元経済産業省官僚で経済評論家の岸博幸氏、元厚労官僚で神戸学院大学教授の中野雅至氏が11日、カンテレの情報生番組「ドっとコネクト」(土曜午前11時20分)に出演。番組では自民党の高市早苗総裁が総裁選出後の所属議員向けあいさつで「馬車馬のように働いてもらう」「ワークライフバランスという言葉を捨てる」と決意を示した発言について議論した。
岸氏は「高市さんの発言を問題視する必要はないと思っている」と前置きし、「自民党総裁として言ったんですよ。自分と同時に自民党の政治家にとことん働いて政策変えろ、っていうことだと思うんです。日本全体ではなく、過労死された方とか、ご懸念持たれるのはすごく分かります」とし、「ワークライフバランスばっかりやって、日本人働かないのが本当にいいの? ワークライフバランス重視してちゃんとバランスとるのも大事です。でもとことん働きたい人もいるわけです。それが規制で働けないっていうのは、問題」と持論を展開した。
物流での規制を例に挙げながら「働きたい人はとことん働いていい、っていう状況を作る。ワークライフバランス重視したい人は重視する。この両方が必要なのに、みんなワークライフバランスっておかしいですよ」と主張した。
規制強化で働きたくても働けない状況に「マジでふざけんなって思う」と言葉を強めた。

• **記録した情報**:
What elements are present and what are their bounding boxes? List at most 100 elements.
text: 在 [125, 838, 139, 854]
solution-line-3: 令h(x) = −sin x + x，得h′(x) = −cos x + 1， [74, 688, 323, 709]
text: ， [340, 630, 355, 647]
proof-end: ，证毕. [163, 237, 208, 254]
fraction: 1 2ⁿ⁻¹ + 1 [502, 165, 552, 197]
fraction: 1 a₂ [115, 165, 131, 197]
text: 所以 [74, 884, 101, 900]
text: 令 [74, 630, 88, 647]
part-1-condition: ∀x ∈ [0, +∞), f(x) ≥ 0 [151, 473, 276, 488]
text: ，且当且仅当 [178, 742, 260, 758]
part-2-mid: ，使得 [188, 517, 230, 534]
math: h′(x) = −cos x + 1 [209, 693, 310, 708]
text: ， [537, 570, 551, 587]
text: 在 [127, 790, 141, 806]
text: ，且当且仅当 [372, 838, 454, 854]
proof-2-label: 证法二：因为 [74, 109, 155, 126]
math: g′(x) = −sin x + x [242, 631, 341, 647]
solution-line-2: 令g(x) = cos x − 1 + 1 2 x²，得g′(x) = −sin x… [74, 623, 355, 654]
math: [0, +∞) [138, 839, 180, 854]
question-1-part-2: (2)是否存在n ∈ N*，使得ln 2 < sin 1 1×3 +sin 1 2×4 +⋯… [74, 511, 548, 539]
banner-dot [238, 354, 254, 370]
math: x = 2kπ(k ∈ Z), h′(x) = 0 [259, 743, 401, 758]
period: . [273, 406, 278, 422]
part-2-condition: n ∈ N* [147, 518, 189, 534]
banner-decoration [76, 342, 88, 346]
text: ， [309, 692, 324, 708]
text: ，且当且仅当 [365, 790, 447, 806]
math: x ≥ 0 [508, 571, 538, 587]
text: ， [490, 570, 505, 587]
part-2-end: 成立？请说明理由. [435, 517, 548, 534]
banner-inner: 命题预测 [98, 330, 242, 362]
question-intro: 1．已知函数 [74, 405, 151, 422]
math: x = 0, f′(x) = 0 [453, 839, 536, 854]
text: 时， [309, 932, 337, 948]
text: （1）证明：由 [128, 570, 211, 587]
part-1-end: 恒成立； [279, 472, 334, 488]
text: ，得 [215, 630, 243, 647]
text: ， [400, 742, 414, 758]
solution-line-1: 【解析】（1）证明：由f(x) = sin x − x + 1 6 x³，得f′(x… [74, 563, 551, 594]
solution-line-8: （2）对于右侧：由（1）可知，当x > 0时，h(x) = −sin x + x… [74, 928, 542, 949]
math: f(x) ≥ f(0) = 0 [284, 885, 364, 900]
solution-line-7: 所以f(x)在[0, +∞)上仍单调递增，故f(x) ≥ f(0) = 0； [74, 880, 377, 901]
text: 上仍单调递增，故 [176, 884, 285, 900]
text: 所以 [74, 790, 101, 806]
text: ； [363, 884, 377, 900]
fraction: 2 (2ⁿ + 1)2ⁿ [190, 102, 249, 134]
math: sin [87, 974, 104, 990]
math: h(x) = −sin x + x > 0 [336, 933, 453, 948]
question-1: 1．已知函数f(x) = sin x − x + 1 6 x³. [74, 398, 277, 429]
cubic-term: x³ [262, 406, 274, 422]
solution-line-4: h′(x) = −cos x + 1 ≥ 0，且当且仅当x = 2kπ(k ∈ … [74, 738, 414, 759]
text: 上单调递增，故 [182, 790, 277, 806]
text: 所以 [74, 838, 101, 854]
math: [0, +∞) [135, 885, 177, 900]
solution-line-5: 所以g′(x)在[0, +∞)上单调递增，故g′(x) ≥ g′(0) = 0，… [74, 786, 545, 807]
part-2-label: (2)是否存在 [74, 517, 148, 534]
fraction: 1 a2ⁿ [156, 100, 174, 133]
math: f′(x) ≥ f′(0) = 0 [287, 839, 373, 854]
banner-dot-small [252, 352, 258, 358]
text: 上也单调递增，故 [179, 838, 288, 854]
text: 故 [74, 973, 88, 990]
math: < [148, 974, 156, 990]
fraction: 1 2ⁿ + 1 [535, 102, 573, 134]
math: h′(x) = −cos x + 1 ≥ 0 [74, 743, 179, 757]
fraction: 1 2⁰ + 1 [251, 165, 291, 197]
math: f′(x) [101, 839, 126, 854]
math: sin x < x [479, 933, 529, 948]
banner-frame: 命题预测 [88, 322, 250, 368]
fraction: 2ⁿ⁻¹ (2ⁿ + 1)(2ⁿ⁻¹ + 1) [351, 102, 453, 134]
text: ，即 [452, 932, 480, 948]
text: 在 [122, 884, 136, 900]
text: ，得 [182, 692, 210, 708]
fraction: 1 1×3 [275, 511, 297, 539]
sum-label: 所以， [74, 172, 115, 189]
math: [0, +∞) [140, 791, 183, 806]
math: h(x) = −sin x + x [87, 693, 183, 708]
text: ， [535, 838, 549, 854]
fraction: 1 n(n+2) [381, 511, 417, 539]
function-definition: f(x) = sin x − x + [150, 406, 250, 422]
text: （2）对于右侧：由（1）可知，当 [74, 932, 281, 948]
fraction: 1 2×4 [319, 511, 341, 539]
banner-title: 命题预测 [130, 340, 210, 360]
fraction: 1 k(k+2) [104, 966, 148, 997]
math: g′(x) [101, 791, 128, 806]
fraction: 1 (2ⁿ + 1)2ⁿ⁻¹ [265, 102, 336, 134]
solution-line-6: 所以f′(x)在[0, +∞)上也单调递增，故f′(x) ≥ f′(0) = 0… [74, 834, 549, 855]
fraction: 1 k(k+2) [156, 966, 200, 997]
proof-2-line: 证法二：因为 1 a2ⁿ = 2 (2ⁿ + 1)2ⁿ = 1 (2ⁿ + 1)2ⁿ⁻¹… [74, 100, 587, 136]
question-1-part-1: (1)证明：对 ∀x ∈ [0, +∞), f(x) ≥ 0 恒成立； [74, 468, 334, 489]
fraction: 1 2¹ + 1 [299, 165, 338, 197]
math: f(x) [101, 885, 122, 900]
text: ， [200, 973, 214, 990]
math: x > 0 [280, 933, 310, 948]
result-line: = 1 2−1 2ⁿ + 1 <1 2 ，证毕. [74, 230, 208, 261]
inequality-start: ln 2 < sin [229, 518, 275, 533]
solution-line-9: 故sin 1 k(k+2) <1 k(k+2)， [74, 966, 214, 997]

• **課題の指示**:
a. 高市総裁の発言をめぐる記事のうち、「岸氏は「高市さんの発言を問題」を含む言葉で始まり「規制強化で働きたくても働けない状況に「マジでふざけんなって思う」と言葉を強めた。」で終わる部分を、一字も変えずに書き写してください。
b. 高市総裁の発言をめぐる記事を、最後の文のあとから書き進めてください。

• **課題ごとの結果**:
a.
岸氏は「高市さんの発言を問題視する必要はないと思っている」と前置きし、「自民党総裁として言ったんですよ。自分と同時に自民党の政治家にとことん働いて政策変えろ、っていうことだと思うんです。日本全体ではなく、過労死された方とか、ご懸念持たれるのはすごく分かります」とし、「ワークライフバランスばっかりやって、日本人働かないのが本当にいいの? ワークライフバランス重視してちゃんとバランスとるのも大事です。でもとことん働きたい人もいるわけです。それが規制で働けないっていうのは、問題」と持論を展開した。
物流での規制を例に挙げながら「働きたい人はとことん働いていい、っていう状況を作る。ワークライフバランス重視したい人は重視する。この両方が必要なのに、みんなワークライフバランスっておかしいですよ」と主張した。
規制強化で働きたくても働けない状況に「マジでふざけんなって思う」と言葉を強めた。

b.
中野氏はワークライフバランスに「重要です。過剰労働で事故も起こっている」と指摘し、「高市さんは総裁の立場で国民に言ってはダメですよ」と反論した。
岸氏は国民へではなく「総裁として言っている」と擁護すると、中野氏は「テレビカメラが入っている」と議論は平行線をたどった。岸氏は「一方的に批判するのはおかしい」と再び反論。中野氏は「労働時間を短くすることで生産性が高まる」と返すと、岸氏は「高まらない」と投げ返した。
必死に応戦する中野氏に「ちょっと黙って、黙って、黙れ!」と白熱のバトルに発展し、「黙れ、コノヤロ~」。山田邦子は「黙れ、コノヤロ~が出ましたよ」と驚きの表情を見せ、「先輩と後輩なんでね」とフォローした、両手を胸の前で合わせた。
高市氏は4日の総裁選での選出後、所属議員に向けたあいさつで党再生に向け「全員に馬車馬のように働いてもらう。私自身もワークライフバランスという言葉を捨てます。働いて、働いて、働いて、働いて、働いてまいります」と発言した。